Written exercise:
Gather each line containing the string "Precipitation" from these entries.
═════ Input material
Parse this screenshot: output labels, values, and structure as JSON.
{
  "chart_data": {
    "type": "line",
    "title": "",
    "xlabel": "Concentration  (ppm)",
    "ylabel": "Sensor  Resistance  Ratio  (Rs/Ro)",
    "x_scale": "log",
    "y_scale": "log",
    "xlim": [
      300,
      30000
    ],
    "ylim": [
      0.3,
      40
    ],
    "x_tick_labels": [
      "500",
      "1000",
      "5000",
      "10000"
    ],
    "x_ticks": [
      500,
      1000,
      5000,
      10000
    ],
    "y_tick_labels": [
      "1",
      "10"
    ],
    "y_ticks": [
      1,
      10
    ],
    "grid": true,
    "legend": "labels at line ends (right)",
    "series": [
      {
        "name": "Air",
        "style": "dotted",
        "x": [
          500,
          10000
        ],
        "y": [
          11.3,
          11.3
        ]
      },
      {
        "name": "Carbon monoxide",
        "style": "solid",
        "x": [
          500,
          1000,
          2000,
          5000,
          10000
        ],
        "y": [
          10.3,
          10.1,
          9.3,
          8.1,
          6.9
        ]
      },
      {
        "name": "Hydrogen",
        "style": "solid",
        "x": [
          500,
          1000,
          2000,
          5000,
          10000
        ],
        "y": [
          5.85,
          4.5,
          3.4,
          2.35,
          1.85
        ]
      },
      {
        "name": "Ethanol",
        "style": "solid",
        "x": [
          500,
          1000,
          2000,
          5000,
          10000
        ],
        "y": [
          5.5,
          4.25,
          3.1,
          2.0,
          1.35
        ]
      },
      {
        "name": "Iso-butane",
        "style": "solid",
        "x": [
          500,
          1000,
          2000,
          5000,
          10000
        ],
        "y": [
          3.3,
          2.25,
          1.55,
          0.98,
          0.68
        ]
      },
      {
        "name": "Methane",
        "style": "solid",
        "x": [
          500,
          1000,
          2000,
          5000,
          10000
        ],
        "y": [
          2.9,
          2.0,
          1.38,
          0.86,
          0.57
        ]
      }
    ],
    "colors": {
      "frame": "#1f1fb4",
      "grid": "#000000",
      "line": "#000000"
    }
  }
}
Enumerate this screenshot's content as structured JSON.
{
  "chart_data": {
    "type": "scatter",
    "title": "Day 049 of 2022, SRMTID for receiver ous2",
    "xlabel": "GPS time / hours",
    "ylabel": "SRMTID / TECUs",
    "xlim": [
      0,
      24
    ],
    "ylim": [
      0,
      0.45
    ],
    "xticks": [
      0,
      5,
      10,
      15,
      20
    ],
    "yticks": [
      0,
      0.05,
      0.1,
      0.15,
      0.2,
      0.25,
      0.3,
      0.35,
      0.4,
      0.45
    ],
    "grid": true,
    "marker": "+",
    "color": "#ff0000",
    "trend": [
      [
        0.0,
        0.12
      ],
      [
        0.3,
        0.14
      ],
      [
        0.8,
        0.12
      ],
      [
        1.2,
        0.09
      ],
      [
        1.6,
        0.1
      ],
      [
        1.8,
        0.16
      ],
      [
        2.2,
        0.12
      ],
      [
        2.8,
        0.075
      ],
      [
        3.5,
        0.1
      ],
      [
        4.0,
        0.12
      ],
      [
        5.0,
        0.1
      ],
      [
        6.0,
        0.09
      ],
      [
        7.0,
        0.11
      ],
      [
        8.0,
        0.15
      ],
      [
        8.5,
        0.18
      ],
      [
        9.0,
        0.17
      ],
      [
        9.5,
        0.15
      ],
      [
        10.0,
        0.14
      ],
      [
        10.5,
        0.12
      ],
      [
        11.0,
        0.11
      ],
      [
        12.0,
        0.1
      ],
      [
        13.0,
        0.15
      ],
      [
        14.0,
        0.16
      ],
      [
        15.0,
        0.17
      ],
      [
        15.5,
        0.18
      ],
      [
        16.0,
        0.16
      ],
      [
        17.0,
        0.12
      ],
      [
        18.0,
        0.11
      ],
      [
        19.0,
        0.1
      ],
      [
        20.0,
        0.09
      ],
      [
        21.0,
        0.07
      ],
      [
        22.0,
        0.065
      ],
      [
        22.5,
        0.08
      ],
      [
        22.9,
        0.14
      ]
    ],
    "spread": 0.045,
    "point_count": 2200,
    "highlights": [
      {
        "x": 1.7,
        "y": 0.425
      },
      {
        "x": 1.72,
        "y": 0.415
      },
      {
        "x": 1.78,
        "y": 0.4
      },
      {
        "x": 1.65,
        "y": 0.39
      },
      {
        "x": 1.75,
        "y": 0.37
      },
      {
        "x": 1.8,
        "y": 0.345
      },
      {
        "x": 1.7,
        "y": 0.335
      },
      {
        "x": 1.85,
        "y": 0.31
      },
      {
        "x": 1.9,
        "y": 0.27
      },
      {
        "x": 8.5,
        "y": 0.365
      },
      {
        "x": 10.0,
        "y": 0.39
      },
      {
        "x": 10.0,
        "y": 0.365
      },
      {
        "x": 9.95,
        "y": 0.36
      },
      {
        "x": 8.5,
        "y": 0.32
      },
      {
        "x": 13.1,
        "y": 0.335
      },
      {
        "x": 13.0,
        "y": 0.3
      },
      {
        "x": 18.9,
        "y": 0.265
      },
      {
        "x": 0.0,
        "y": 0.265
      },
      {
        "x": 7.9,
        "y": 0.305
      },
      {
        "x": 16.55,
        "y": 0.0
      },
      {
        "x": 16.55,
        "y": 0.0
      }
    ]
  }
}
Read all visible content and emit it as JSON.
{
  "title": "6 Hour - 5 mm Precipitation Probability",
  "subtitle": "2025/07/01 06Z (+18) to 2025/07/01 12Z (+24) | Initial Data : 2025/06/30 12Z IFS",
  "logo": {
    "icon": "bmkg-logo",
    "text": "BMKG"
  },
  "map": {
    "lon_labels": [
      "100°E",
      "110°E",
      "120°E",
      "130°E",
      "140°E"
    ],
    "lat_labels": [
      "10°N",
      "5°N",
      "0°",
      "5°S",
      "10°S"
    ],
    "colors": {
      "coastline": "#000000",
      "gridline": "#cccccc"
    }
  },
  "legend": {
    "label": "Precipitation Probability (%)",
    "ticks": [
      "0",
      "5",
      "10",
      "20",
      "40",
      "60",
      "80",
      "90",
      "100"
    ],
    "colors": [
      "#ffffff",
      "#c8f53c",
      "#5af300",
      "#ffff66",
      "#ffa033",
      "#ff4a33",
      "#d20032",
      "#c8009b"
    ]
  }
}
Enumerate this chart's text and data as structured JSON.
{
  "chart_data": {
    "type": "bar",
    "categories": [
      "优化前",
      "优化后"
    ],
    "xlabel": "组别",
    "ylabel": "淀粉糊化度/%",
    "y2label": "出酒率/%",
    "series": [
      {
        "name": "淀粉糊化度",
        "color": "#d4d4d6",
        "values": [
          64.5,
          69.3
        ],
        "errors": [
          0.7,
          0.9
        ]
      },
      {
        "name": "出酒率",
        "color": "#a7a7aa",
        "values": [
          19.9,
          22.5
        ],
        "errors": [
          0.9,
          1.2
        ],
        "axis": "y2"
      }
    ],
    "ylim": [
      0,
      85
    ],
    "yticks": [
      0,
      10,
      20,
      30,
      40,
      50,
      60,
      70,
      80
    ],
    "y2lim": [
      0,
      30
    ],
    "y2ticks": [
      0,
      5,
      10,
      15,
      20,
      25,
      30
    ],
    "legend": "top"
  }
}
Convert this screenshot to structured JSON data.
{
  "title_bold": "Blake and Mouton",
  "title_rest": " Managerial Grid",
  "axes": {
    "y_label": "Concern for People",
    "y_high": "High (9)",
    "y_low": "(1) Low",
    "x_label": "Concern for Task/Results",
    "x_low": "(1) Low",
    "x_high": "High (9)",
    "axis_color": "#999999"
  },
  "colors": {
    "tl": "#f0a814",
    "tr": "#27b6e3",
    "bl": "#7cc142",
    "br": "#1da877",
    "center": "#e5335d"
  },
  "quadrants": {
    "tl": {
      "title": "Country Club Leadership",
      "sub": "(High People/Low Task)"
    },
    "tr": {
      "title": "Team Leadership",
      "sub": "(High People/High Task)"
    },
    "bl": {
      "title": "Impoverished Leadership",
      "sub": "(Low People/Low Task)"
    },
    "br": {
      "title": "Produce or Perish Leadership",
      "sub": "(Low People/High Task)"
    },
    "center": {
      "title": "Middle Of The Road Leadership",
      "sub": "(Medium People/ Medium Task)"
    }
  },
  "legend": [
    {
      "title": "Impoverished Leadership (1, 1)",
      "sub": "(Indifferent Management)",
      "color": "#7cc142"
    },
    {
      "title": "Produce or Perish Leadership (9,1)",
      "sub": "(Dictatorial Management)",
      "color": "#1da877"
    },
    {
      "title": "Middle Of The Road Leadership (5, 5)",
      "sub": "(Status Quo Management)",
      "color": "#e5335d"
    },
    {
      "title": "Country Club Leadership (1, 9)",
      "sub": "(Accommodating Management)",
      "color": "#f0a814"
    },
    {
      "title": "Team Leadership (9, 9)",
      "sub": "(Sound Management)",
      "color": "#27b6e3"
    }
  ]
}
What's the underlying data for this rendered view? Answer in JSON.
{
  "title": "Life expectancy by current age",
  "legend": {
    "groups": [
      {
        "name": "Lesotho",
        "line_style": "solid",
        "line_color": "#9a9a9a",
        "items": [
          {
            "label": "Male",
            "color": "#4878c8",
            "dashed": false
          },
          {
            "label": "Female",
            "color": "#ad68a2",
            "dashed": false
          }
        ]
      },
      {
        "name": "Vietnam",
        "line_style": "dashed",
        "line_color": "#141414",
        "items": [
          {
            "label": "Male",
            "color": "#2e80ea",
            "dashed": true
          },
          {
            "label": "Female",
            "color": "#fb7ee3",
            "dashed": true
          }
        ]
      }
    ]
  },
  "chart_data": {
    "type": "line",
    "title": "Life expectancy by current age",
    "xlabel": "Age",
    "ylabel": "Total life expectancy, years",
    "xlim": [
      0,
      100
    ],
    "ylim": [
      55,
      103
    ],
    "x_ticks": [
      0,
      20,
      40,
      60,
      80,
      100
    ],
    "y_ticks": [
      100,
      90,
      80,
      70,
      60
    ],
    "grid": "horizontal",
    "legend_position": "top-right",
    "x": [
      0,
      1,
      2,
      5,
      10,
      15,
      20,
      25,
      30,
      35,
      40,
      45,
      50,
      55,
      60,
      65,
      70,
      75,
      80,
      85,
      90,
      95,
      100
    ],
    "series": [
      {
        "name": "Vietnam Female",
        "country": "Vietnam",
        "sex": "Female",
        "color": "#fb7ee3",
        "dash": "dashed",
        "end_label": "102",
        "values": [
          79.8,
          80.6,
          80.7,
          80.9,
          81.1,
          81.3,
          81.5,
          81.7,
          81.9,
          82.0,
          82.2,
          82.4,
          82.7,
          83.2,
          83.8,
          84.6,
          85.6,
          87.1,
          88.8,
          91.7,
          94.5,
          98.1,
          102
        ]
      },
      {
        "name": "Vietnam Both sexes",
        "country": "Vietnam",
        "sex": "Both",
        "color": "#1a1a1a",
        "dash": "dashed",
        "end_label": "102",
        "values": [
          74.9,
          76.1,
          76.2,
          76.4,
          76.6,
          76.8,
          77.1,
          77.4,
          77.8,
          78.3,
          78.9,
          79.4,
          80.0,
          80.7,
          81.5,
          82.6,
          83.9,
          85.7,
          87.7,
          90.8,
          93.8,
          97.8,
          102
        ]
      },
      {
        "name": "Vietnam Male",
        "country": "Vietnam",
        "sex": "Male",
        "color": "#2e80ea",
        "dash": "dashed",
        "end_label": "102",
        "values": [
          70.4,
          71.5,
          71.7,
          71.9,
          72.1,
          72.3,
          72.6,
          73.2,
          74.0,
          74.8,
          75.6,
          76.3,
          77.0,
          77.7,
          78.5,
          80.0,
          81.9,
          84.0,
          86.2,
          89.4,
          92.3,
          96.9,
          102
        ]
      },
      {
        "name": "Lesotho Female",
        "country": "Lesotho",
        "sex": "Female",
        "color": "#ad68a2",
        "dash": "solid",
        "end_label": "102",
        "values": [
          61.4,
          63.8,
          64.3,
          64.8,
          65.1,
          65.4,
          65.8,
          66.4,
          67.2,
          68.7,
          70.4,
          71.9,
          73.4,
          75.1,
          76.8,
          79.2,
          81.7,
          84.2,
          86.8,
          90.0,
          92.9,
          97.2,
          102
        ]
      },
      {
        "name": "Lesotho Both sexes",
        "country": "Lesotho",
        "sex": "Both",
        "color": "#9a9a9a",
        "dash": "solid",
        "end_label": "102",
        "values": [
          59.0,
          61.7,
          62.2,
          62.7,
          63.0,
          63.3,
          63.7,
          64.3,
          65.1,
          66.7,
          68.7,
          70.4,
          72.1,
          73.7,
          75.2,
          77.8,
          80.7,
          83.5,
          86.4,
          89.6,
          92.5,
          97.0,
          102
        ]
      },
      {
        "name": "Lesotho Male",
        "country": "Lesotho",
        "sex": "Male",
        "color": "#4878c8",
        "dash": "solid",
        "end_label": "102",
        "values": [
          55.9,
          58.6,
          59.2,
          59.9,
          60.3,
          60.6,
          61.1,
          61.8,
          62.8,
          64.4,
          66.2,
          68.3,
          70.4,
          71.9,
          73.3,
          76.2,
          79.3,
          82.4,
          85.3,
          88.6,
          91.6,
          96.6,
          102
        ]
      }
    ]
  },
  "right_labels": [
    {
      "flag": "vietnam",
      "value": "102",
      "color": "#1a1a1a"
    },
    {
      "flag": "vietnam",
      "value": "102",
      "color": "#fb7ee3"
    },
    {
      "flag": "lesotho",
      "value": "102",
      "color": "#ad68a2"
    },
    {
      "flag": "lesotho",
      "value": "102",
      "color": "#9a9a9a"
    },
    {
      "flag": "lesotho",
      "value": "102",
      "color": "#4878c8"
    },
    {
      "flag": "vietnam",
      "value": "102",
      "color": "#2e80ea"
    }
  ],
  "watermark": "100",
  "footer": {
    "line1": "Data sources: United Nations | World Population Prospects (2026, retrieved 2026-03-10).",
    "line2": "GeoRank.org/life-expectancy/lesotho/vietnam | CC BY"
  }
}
══════════
Task output:
  "title": "6 Hour - 5 mm Precipitation Probability",
    "label": "Precipitation Probability (%)",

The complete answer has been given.